_Set problem_
Using the material that follows, identify and copy each line with the string "доступа".

· · · ·

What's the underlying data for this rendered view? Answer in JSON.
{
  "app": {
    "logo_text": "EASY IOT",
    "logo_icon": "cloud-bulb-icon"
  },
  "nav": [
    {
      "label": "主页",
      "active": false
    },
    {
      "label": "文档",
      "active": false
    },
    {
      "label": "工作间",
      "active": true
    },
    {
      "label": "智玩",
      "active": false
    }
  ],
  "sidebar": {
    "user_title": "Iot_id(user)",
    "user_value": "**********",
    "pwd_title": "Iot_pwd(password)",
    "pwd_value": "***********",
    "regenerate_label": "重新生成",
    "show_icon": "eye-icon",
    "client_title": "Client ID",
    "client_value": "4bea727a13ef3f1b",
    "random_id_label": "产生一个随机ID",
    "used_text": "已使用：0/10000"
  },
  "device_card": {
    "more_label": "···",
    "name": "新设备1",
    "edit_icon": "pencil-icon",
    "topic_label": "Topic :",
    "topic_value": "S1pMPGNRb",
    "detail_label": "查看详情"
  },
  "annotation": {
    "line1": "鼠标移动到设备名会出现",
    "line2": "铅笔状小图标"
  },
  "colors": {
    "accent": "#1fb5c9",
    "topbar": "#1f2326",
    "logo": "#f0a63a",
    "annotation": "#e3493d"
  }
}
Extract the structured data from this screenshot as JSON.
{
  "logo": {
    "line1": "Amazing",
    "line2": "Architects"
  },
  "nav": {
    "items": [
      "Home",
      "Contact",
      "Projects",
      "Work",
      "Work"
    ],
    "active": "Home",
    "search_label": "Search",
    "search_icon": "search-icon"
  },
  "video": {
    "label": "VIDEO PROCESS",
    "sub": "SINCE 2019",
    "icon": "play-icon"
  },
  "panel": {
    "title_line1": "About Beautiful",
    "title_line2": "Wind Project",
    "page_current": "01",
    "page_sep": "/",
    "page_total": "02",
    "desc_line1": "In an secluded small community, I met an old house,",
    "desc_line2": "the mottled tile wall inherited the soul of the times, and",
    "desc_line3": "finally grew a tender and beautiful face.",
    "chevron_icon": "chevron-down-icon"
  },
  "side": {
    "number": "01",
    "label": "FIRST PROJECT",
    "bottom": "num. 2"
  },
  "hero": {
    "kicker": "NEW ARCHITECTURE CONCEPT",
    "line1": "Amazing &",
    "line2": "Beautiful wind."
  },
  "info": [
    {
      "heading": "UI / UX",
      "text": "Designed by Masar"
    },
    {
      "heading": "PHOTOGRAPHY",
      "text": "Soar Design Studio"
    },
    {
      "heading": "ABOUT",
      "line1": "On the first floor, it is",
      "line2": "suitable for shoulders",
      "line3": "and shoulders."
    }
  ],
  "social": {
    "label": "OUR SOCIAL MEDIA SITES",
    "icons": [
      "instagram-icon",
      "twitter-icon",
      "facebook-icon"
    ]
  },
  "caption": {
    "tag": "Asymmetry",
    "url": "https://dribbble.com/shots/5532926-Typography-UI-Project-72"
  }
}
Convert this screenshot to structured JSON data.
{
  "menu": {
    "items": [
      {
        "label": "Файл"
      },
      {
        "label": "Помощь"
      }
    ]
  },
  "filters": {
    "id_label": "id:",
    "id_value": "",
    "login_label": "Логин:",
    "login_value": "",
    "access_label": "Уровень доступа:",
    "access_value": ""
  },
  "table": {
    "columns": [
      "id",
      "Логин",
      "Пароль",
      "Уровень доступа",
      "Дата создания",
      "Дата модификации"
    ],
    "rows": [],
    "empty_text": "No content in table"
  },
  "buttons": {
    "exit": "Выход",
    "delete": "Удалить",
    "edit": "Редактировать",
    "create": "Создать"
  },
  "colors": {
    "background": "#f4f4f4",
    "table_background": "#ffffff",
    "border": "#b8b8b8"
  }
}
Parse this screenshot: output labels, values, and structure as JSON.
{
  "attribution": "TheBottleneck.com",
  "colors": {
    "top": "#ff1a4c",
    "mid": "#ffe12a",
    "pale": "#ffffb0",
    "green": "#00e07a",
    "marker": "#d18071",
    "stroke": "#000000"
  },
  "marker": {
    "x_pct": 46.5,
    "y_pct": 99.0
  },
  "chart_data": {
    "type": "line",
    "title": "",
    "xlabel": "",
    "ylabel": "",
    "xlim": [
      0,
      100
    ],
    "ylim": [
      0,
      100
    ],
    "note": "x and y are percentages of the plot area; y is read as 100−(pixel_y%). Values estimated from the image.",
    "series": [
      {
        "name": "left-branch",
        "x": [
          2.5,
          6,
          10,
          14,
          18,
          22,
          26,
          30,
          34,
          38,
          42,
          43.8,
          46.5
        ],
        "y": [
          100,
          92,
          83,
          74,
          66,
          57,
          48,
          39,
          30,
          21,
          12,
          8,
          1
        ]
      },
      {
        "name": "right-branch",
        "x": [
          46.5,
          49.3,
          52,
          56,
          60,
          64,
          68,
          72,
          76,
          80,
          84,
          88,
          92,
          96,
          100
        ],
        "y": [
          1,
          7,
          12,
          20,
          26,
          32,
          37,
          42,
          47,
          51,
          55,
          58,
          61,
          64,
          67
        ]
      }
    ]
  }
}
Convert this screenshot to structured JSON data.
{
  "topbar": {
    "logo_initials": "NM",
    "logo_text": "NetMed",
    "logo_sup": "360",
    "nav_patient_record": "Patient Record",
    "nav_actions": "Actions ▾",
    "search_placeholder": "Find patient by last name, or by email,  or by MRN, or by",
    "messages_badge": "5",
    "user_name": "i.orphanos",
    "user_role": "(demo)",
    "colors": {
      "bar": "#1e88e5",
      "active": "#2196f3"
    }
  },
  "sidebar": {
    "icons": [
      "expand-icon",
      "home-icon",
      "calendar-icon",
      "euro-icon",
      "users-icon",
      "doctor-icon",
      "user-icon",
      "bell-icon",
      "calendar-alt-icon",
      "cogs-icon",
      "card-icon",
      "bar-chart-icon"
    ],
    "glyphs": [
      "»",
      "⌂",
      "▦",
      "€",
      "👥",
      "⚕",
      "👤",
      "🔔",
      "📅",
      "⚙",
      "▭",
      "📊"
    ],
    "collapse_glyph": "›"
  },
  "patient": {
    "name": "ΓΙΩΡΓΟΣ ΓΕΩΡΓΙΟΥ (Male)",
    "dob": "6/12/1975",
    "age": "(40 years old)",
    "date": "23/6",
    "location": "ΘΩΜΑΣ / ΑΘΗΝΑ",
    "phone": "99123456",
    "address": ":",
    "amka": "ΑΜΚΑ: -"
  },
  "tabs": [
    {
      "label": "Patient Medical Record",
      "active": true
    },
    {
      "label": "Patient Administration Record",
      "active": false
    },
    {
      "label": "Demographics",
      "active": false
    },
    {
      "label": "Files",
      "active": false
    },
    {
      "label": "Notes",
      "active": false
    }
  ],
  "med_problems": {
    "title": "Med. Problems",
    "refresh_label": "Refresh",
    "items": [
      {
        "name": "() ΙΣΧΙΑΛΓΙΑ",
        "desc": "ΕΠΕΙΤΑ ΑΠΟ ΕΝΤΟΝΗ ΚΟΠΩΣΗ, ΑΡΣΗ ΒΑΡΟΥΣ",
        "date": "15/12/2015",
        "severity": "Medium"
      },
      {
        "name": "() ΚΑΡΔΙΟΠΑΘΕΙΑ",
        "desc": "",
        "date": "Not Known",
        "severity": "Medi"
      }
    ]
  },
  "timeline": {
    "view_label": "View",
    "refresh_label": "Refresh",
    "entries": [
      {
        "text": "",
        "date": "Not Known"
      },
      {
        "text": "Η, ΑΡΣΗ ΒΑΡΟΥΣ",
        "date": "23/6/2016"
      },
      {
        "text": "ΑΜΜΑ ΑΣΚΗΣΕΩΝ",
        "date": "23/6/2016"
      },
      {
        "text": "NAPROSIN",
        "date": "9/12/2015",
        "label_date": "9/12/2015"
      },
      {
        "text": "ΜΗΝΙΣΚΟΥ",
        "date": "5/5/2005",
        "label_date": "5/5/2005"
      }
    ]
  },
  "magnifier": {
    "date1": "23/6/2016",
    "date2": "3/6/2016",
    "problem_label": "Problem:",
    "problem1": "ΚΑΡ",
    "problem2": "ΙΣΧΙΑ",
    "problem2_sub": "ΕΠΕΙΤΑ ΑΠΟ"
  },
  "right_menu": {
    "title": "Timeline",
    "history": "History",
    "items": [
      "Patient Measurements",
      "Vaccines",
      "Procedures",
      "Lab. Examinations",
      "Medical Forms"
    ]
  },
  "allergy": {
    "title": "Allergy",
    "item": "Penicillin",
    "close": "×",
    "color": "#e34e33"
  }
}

· · · ·

_Full answer_
    "access_label": "Уровень доступа:",
      "Уровень доступа",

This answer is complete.